## WHAT YOU NEED TO DO
Count every line of the material that holds the string "хозяйство". Respond with the total only.

## INFORMATION GIVEN

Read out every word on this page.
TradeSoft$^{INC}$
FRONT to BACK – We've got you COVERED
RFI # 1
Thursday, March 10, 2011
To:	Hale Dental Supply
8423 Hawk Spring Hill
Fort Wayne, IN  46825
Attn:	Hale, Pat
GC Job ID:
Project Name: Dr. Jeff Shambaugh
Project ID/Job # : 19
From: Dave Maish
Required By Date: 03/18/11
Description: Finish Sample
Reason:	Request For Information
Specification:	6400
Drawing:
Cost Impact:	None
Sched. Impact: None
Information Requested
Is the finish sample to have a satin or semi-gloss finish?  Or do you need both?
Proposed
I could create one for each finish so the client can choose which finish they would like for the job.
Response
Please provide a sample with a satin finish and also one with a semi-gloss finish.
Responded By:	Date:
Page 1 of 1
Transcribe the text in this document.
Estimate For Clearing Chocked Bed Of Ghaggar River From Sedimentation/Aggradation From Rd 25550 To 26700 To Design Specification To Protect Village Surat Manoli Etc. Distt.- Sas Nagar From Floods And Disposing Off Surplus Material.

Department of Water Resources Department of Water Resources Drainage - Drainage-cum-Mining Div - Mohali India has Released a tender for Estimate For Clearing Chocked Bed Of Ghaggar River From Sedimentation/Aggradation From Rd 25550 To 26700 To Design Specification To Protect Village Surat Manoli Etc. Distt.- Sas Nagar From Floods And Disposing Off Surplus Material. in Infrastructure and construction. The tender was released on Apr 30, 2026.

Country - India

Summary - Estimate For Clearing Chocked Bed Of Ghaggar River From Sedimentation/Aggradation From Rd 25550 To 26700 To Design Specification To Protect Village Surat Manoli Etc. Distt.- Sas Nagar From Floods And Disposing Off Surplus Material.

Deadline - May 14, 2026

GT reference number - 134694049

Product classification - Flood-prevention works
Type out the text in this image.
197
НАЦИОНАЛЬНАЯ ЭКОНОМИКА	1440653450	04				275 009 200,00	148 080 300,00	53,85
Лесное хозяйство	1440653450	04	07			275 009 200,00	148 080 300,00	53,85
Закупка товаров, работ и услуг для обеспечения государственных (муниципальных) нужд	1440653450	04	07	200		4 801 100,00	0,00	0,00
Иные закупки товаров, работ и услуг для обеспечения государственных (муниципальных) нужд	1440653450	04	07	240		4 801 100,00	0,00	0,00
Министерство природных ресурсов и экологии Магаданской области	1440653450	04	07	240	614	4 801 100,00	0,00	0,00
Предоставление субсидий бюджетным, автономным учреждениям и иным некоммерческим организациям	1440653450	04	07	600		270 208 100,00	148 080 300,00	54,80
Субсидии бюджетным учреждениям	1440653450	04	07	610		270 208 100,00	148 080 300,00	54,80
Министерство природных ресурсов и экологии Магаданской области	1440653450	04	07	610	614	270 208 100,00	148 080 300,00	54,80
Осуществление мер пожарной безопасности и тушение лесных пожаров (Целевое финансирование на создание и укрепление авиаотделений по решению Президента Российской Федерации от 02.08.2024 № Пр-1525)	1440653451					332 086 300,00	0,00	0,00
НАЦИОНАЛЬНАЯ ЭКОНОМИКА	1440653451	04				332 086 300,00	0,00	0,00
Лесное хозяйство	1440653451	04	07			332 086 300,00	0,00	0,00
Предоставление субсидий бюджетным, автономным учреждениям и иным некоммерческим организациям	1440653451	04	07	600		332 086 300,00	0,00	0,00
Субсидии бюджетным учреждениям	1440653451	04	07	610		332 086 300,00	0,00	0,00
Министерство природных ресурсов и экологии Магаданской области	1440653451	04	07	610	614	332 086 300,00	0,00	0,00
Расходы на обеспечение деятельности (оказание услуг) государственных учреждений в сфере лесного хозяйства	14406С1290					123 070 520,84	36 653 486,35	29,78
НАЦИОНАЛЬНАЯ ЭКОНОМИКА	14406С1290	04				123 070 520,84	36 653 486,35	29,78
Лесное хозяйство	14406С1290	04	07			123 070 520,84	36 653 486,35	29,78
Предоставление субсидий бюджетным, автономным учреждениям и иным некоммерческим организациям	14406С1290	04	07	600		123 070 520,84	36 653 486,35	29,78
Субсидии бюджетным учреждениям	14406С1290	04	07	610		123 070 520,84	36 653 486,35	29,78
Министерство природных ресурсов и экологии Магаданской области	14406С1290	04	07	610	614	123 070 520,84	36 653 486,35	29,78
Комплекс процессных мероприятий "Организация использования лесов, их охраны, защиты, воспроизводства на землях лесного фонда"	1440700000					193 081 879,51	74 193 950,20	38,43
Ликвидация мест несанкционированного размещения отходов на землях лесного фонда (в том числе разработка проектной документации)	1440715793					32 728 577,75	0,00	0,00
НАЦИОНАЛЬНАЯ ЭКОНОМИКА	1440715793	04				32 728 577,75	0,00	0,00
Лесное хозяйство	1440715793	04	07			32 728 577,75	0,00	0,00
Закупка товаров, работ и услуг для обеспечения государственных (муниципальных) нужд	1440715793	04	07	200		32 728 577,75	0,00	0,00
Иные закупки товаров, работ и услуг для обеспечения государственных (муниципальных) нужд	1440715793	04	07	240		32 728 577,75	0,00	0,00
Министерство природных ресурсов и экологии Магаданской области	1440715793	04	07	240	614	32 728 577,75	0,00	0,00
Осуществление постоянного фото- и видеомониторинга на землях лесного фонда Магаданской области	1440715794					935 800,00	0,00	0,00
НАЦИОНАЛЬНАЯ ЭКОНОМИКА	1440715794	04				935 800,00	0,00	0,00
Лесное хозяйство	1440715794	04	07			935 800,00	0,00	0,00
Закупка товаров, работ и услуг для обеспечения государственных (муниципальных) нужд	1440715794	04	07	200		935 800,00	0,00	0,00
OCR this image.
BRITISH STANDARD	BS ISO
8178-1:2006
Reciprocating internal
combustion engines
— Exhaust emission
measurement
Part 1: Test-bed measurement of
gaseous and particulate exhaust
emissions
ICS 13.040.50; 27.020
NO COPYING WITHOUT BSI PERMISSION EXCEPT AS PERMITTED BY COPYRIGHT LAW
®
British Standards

## RESPONSE TO THE EXERCISE
5